WHAT NEEDS TO BE DONE: From the records, pick out and copy each line containing "Item".

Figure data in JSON

──────────────────────────────

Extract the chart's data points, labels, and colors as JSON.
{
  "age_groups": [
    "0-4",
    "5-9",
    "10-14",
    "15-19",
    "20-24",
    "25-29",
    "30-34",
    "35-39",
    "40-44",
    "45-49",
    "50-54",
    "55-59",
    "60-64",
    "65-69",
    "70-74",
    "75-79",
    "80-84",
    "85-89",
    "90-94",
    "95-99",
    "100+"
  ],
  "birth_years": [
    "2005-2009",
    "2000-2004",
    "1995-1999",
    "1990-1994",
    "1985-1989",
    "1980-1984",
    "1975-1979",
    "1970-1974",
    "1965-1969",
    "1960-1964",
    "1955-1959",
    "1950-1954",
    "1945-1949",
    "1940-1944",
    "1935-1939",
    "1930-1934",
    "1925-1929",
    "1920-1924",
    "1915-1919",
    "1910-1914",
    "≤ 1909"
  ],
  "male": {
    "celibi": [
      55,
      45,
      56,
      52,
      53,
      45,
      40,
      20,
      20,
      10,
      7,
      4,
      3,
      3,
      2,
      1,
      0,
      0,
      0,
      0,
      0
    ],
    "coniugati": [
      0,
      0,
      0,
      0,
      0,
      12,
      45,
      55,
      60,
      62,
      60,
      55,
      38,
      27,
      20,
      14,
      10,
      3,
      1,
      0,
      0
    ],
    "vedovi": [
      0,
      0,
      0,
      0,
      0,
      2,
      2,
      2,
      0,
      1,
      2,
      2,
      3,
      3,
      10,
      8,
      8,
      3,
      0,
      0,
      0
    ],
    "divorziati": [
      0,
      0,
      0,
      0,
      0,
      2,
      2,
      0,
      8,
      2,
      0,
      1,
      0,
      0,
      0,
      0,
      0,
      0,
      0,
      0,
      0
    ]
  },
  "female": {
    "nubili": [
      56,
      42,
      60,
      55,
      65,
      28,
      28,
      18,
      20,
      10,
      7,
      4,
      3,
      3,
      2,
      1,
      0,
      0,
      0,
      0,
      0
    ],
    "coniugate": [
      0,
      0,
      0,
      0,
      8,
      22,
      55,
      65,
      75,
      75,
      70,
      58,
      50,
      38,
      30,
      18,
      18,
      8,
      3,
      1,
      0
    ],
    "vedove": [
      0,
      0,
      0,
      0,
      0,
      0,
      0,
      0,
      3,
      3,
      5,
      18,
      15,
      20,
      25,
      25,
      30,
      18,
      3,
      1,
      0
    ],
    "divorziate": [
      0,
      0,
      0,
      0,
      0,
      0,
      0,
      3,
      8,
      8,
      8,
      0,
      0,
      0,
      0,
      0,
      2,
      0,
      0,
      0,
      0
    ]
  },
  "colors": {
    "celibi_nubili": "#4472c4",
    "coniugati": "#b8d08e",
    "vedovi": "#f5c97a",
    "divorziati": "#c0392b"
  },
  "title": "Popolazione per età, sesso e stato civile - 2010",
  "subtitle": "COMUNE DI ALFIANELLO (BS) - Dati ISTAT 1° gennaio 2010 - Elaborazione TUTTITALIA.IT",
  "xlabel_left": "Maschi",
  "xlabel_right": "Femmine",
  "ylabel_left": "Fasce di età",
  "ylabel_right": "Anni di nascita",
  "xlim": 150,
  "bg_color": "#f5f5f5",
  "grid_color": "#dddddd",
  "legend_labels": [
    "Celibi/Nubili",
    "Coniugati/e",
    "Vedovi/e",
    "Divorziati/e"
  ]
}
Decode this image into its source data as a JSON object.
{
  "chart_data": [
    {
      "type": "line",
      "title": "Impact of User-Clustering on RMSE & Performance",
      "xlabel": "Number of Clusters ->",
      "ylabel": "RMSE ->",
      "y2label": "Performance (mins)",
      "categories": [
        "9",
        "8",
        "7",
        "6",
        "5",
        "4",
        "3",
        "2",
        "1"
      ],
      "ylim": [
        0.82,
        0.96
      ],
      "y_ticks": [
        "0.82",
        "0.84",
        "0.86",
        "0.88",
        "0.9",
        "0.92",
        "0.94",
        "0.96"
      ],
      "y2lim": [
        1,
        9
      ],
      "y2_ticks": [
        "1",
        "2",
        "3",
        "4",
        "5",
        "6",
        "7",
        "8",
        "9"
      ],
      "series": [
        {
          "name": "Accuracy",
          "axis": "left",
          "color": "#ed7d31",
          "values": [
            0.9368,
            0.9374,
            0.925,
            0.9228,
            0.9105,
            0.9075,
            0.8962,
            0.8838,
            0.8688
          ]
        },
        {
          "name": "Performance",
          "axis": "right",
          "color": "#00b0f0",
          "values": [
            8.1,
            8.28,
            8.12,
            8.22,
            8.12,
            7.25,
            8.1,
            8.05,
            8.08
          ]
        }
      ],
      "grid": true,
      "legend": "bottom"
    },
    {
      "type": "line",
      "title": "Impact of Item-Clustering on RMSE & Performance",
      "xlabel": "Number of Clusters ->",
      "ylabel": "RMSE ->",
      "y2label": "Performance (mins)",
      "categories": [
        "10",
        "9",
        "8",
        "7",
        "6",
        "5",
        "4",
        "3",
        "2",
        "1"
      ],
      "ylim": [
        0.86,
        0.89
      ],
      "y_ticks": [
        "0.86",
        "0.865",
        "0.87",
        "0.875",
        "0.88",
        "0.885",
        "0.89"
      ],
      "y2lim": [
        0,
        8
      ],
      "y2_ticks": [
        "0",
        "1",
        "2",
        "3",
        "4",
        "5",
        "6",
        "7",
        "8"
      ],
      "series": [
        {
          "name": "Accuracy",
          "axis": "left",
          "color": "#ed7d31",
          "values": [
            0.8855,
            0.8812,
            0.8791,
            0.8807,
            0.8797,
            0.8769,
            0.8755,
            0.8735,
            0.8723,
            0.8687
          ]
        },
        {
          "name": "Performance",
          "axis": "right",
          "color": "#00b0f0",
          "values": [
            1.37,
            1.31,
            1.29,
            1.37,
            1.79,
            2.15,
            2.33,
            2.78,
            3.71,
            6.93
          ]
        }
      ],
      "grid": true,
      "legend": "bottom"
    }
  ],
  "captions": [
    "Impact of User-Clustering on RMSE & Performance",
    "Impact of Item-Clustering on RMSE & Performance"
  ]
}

──────────────────────────────

REPLY:
      "title": "Impact of Item-Clustering on RMSE & Performance",
    "Impact of Item-Clustering on RMSE & Performance"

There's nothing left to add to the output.